**WHAT THE TASK REQUIRES:**
Return the whole listing exactly as it stands.

<<<<

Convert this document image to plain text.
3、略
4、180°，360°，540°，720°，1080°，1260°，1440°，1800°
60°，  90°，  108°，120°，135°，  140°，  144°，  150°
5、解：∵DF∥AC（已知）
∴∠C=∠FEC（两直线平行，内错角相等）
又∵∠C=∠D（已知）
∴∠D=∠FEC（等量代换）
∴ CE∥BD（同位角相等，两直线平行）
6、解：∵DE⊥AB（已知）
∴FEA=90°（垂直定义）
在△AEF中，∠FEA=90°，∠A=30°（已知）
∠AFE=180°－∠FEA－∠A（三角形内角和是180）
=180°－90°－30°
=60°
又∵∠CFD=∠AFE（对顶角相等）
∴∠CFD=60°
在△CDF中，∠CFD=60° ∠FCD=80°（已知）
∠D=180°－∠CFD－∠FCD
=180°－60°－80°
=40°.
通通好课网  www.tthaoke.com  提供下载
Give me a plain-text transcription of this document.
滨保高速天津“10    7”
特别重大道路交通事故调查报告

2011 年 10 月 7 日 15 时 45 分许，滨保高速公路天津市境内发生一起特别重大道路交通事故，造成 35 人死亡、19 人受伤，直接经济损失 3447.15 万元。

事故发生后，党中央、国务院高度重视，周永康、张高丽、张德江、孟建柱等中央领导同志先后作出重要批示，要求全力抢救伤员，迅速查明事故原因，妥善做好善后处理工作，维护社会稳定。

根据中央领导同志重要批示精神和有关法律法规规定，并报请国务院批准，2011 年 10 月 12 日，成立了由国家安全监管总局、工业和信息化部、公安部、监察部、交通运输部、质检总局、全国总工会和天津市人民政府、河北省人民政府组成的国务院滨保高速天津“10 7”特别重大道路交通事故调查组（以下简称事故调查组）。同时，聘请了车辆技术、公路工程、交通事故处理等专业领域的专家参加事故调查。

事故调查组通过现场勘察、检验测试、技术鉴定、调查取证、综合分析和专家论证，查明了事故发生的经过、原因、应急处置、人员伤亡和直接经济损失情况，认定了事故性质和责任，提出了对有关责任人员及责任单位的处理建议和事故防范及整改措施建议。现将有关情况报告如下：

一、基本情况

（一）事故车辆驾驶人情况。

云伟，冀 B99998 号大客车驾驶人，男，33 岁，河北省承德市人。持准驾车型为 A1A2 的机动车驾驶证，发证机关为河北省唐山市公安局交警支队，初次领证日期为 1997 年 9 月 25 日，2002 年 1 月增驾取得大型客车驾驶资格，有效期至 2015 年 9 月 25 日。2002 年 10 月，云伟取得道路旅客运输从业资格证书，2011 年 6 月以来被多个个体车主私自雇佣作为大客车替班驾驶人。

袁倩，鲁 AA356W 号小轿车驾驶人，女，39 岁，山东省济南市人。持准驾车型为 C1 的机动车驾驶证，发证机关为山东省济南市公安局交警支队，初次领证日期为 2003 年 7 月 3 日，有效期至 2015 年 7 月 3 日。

>>>>

**WRITTEN RESPONSE:**
Convert this document image to plain text.
3、略
4、180°，360°，540°，720°，1080°，1260°，1440°，1800°
60°，  90°，  108°，120°，135°，  140°，  144°，  150°
5、解：∵DF∥AC（已知）
∴∠C=∠FEC（两直线平行，内错角相等）
又∵∠C=∠D（已知）
∴∠D=∠FEC（等量代换）
∴ CE∥BD（同位角相等，两直线平行）
6、解：∵DE⊥AB（已知）
∴FEA=90°（垂直定义）
在△AEF中，∠FEA=90°，∠A=30°（已知）
∠AFE=180°－∠FEA－∠A（三角形内角和是180）
=180°－90°－30°
=60°
又∵∠CFD=∠AFE（对顶角相等）
∴∠CFD=60°
在△CDF中，∠CFD=60° ∠FCD=80°（已知）
∠D=180°－∠CFD－∠FCD
=180°－60°－80°
=40°.
通通好课网  www.tthaoke.com  提供下载
Give me a plain-text transcription of this document.
滨保高速天津“10    7”
特别重大道路交通事故调查报告

2011 年 10 月 7 日 15 时 45 分许，滨保高速公路天津市境内发生一起特别重大道路交通事故，造成 35 人死亡、19 人受伤，直接经济损失 3447.15 万元。

事故发生后，党中央、国务院高度重视，周永康、张高丽、张德江、孟建柱等中央领导同志先后作出重要批示，要求全力抢救伤员，迅速查明事故原因，妥善做好善后处理工作，维护社会稳定。

根据中央领导同志重要批示精神和有关法律法规规定，并报请国务院批准，2011 年 10 月 12 日，成立了由国家安全监管总局、工业和信息化部、公安部、监察部、交通运输部、质检总局、全国总工会和天津市人民政府、河北省人民政府组成的国务院滨保高速天津“10 7”特别重大道路交通事故调查组（以下简称事故调查组）。同时，聘请了车辆技术、公路工程、交通事故处理等专业领域的专家参加事故调查。

事故调查组通过现场勘察、检验测试、技术鉴定、调查取证、综合分析和专家论证，查明了事故发生的经过、原因、应急处置、人员伤亡和直接经济损失情况，认定了事故性质和责任，提出了对有关责任人员及责任单位的处理建议和事故防范及整改措施建议。现将有关情况报告如下：

一、基本情况

（一）事故车辆驾驶人情况。

云伟，冀 B99998 号大客车驾驶人，男，33 岁，河北省承德市人。持准驾车型为 A1A2 的机动车驾驶证，发证机关为河北省唐山市公安局交警支队，初次领证日期为 1997 年 9 月 25 日，2002 年 1 月增驾取得大型客车驾驶资格，有效期至 2015 年 9 月 25 日。2002 年 10 月，云伟取得道路旅客运输从业资格证书，2011 年 6 月以来被多个个体车主私自雇佣作为大客车替班驾驶人。

袁倩，鲁 AA356W 号小轿车驾驶人，女，39 岁，山东省济南市人。持准驾车型为 C1 的机动车驾驶证，发证机关为山东省济南市公安局交警支队，初次领证日期为 2003 年 7 月 3 日，有效期至 2015 年 7 月 3 日。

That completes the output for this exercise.